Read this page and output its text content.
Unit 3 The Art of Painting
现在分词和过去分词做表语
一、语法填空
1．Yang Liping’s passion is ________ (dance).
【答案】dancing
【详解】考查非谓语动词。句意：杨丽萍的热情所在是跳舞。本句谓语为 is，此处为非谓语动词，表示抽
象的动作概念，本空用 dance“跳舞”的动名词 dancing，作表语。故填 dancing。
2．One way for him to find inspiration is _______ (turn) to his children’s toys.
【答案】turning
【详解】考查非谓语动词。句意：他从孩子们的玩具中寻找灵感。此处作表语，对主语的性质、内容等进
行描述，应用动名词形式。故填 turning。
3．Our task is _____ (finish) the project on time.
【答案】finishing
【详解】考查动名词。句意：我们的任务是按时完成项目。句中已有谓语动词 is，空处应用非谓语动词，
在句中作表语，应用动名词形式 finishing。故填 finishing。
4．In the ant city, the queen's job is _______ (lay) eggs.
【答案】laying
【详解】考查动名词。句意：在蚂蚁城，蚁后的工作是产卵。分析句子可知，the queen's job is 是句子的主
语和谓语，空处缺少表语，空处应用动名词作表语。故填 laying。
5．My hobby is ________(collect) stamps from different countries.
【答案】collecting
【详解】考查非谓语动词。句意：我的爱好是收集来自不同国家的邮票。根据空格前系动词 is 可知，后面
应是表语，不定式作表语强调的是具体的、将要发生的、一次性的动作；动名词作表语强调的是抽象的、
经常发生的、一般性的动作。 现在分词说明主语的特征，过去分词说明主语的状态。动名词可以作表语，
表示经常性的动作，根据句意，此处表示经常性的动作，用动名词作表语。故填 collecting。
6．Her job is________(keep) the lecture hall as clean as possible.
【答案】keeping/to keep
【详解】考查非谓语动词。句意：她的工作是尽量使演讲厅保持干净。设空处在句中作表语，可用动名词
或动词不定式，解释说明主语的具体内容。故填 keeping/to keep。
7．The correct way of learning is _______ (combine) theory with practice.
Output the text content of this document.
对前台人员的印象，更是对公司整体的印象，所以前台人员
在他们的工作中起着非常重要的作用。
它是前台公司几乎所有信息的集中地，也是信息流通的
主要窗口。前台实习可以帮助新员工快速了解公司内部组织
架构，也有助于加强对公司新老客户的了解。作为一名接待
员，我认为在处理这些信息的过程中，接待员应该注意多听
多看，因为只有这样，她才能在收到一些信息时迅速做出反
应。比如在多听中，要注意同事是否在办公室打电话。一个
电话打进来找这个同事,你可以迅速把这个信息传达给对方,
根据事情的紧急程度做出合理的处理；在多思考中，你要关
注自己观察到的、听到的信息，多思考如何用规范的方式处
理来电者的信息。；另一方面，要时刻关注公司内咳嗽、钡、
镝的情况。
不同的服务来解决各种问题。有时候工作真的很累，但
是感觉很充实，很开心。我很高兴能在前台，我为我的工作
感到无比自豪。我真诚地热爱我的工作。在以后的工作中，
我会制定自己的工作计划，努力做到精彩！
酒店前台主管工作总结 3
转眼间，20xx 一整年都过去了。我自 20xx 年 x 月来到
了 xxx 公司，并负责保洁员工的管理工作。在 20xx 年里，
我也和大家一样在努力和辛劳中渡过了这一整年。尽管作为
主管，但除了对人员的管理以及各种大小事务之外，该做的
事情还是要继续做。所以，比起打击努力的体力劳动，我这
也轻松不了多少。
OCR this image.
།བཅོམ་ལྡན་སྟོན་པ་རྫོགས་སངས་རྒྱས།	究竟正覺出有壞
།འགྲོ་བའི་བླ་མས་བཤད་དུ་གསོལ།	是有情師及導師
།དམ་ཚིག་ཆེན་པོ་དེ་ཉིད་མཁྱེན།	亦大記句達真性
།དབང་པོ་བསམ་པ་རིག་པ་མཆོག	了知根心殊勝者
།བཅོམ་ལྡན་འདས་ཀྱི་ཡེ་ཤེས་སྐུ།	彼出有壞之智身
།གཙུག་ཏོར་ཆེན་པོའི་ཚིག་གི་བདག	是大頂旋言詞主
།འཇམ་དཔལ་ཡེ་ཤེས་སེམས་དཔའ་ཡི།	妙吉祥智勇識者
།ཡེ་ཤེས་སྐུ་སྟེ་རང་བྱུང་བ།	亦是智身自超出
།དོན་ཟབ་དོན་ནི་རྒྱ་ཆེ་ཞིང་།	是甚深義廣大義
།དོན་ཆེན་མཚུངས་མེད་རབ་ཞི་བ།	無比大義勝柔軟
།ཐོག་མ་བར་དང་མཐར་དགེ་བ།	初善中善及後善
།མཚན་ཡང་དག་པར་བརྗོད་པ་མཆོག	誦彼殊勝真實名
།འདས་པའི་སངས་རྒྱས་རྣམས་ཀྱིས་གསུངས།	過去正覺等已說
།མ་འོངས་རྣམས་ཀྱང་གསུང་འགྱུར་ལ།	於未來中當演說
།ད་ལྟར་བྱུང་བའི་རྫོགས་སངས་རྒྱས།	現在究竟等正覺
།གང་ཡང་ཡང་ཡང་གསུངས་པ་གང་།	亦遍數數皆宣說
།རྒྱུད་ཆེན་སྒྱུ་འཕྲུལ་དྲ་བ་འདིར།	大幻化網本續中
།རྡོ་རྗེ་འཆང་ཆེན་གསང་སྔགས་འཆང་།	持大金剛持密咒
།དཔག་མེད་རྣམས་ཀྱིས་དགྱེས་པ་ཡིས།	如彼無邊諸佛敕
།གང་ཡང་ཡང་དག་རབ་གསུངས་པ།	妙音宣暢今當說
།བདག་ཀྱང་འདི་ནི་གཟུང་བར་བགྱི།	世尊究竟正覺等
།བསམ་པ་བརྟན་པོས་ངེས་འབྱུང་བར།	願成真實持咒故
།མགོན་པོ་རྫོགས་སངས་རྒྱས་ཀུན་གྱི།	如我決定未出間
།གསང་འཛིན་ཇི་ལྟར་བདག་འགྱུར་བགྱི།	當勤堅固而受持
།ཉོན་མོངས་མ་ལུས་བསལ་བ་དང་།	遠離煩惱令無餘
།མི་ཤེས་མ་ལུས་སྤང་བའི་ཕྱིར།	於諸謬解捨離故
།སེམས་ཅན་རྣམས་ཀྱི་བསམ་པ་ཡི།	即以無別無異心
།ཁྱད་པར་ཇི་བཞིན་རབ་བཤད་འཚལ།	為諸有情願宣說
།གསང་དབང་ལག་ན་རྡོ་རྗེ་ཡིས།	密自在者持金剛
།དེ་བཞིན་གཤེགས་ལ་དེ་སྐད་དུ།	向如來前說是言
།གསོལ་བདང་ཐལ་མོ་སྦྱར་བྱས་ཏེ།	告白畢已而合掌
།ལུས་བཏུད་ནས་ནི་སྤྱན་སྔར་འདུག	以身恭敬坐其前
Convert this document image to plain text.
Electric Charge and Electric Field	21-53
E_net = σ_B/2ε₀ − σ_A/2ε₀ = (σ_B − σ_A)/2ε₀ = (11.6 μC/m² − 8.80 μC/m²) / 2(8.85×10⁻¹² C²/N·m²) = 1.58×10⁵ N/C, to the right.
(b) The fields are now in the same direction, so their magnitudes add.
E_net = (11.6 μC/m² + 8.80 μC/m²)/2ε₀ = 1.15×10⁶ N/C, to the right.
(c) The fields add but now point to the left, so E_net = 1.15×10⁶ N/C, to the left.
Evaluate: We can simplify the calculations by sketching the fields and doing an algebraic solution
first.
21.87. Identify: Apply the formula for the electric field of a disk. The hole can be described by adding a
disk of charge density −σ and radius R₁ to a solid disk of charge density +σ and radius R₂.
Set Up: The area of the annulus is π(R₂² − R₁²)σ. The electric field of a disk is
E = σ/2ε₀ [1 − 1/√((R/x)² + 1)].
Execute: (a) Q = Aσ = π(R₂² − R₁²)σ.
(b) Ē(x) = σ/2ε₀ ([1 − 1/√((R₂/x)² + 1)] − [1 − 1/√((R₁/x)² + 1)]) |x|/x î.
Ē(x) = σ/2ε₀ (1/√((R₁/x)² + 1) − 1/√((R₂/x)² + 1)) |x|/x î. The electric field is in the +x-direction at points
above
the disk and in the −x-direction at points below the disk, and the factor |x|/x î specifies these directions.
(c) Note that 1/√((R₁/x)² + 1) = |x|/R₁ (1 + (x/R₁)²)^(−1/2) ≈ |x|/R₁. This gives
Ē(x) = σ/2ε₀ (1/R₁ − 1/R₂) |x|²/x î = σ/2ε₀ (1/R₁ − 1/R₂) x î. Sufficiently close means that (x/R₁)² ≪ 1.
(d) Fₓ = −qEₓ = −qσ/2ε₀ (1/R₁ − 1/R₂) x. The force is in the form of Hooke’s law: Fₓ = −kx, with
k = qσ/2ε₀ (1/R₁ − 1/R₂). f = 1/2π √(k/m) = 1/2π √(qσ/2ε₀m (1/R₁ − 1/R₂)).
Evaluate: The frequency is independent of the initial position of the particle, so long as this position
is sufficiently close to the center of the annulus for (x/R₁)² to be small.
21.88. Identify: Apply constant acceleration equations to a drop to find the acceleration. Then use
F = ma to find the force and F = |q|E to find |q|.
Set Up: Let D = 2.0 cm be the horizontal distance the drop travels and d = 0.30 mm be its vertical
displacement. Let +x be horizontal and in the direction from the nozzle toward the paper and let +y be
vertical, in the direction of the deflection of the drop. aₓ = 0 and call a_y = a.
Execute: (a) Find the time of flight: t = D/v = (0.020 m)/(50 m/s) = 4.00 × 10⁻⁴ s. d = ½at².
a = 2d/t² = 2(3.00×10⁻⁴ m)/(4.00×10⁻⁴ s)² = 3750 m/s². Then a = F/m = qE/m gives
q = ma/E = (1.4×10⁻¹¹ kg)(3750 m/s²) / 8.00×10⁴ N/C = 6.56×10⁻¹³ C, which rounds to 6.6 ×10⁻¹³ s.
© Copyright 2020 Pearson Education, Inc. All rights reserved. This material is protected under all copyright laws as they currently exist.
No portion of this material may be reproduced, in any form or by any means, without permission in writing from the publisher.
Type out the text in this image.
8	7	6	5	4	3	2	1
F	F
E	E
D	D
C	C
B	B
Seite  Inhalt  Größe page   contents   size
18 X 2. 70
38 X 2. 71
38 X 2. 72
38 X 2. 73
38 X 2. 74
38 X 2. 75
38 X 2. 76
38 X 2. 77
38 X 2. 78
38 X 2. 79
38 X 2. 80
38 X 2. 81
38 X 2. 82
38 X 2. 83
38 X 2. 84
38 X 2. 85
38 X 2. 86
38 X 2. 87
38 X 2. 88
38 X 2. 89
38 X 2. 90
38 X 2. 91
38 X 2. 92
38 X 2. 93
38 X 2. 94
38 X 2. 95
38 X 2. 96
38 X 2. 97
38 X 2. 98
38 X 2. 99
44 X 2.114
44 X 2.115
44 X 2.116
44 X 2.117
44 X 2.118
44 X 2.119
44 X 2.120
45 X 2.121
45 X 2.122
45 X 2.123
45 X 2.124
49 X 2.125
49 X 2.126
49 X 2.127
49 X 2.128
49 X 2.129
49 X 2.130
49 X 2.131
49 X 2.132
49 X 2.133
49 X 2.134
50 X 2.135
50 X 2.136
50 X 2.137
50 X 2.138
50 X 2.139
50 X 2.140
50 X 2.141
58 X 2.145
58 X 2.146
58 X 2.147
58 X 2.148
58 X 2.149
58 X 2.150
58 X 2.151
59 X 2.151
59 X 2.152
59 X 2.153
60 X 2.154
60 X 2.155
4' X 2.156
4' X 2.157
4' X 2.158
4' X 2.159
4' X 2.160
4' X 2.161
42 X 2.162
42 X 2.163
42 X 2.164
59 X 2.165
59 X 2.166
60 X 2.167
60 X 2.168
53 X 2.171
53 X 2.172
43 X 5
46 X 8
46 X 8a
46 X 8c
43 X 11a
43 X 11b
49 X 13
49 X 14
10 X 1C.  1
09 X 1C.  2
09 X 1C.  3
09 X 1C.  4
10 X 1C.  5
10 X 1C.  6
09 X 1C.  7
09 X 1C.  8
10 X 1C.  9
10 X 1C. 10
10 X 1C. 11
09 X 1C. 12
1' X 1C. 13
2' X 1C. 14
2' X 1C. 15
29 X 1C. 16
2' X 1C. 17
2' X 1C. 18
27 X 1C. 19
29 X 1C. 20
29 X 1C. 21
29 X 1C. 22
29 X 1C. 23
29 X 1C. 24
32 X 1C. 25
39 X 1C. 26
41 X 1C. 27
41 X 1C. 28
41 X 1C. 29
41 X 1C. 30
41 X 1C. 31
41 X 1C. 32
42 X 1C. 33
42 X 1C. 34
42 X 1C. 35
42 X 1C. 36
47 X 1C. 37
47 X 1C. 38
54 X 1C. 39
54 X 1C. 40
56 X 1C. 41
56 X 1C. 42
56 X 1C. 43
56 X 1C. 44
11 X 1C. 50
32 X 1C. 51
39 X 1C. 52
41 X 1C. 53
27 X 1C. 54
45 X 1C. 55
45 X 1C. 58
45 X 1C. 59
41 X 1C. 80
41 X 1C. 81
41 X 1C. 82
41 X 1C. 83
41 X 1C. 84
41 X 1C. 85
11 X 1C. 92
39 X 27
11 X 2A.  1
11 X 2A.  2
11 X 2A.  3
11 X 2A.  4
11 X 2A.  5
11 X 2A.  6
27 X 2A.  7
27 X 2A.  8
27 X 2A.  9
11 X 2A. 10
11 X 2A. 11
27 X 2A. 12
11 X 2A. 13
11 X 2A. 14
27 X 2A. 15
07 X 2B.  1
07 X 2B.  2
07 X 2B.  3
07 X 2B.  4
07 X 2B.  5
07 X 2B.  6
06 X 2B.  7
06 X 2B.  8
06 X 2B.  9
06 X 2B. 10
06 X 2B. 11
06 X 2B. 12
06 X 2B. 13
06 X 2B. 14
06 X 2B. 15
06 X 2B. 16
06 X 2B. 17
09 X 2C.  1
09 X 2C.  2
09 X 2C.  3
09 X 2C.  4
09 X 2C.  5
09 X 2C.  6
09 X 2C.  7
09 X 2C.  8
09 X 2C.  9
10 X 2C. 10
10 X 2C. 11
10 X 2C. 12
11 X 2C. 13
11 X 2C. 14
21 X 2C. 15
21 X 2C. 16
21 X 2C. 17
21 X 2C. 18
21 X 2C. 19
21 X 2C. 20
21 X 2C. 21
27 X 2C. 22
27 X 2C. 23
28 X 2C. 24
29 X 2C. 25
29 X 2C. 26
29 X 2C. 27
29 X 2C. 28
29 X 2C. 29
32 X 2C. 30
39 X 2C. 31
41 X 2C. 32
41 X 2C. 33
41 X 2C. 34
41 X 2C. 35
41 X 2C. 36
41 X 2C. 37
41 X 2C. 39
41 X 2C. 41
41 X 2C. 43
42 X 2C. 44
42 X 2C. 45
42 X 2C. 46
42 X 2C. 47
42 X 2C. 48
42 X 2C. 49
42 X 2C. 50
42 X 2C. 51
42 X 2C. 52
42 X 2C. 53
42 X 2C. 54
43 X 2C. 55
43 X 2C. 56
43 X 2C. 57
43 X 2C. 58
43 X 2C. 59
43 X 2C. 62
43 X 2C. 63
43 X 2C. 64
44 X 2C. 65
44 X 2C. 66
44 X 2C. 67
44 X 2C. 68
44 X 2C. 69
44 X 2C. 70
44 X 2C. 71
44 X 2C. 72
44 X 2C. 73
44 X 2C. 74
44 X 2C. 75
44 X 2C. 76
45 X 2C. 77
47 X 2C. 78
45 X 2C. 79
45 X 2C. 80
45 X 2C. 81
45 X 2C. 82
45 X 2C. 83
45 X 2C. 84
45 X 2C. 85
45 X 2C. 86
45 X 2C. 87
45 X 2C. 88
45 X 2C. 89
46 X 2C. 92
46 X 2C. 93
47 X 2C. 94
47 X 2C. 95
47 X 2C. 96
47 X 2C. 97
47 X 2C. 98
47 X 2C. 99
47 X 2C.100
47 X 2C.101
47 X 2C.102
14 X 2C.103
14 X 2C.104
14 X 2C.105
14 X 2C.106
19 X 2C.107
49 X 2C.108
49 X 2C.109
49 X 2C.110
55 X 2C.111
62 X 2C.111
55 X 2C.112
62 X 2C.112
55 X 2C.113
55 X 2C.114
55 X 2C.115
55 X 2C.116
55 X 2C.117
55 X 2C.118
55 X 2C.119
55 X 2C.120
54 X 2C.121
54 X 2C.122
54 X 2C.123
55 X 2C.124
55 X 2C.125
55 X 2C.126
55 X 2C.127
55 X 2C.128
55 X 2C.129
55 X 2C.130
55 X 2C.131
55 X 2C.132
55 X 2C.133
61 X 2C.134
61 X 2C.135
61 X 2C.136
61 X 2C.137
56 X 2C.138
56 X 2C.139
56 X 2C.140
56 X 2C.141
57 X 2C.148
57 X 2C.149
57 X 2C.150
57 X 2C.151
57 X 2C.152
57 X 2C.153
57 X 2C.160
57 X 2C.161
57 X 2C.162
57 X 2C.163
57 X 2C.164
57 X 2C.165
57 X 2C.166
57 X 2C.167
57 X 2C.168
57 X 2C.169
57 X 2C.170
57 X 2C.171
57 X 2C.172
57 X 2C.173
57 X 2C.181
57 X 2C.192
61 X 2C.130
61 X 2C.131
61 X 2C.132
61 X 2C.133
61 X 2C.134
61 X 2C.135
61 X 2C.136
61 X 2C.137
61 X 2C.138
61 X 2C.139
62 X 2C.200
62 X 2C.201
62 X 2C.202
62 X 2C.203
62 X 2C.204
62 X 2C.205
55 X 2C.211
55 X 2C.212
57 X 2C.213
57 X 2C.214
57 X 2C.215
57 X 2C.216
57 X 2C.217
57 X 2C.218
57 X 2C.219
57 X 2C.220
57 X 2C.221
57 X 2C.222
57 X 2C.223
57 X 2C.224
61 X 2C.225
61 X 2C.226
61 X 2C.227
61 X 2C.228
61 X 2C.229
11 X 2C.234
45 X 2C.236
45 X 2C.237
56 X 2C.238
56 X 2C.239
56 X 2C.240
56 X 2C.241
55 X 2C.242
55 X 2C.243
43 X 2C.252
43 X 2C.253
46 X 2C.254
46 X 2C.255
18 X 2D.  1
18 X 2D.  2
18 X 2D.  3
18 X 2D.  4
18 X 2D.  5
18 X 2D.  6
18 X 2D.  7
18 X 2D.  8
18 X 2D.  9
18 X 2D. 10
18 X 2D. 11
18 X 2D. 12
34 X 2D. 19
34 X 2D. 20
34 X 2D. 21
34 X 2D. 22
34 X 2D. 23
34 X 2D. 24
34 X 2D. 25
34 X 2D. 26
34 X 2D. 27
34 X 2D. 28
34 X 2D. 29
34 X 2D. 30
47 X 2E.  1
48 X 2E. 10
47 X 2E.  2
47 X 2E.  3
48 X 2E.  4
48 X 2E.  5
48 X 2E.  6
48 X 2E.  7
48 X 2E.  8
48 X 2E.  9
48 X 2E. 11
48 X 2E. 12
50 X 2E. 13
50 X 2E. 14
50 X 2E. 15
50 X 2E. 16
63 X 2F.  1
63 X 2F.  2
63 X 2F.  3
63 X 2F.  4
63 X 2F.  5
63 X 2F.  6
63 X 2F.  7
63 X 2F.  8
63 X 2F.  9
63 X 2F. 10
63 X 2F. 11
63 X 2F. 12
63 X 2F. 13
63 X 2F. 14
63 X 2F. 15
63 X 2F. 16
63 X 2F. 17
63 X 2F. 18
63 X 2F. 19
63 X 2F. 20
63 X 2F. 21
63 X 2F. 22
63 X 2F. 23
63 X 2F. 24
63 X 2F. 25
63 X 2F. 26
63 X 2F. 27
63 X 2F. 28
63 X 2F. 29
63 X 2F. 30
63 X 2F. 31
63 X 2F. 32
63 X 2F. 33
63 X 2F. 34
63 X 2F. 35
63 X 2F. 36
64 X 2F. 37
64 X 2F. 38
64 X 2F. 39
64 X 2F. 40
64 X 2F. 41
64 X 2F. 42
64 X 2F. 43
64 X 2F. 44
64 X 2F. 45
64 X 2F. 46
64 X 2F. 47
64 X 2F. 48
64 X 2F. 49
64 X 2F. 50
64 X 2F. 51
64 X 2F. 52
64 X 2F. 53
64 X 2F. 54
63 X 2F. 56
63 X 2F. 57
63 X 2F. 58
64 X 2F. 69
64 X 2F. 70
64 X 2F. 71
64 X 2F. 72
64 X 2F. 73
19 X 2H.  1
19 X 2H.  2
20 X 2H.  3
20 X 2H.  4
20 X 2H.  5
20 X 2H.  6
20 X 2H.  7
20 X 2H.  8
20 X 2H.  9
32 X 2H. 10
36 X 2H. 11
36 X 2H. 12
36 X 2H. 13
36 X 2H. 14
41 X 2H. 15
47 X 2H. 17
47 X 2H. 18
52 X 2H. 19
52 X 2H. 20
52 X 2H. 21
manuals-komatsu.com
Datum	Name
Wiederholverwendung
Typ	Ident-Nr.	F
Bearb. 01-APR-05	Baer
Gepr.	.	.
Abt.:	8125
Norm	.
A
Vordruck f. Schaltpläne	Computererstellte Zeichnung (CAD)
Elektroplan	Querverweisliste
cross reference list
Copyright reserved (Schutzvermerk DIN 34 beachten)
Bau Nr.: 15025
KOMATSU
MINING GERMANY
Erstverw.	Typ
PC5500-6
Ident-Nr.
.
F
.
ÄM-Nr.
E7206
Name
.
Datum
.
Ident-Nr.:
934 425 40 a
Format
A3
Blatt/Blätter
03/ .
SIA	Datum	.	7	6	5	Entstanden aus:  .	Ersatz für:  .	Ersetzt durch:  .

Task instructions
Report how many lines in the data include the word "close", and give nothing but the count.

Completed task
2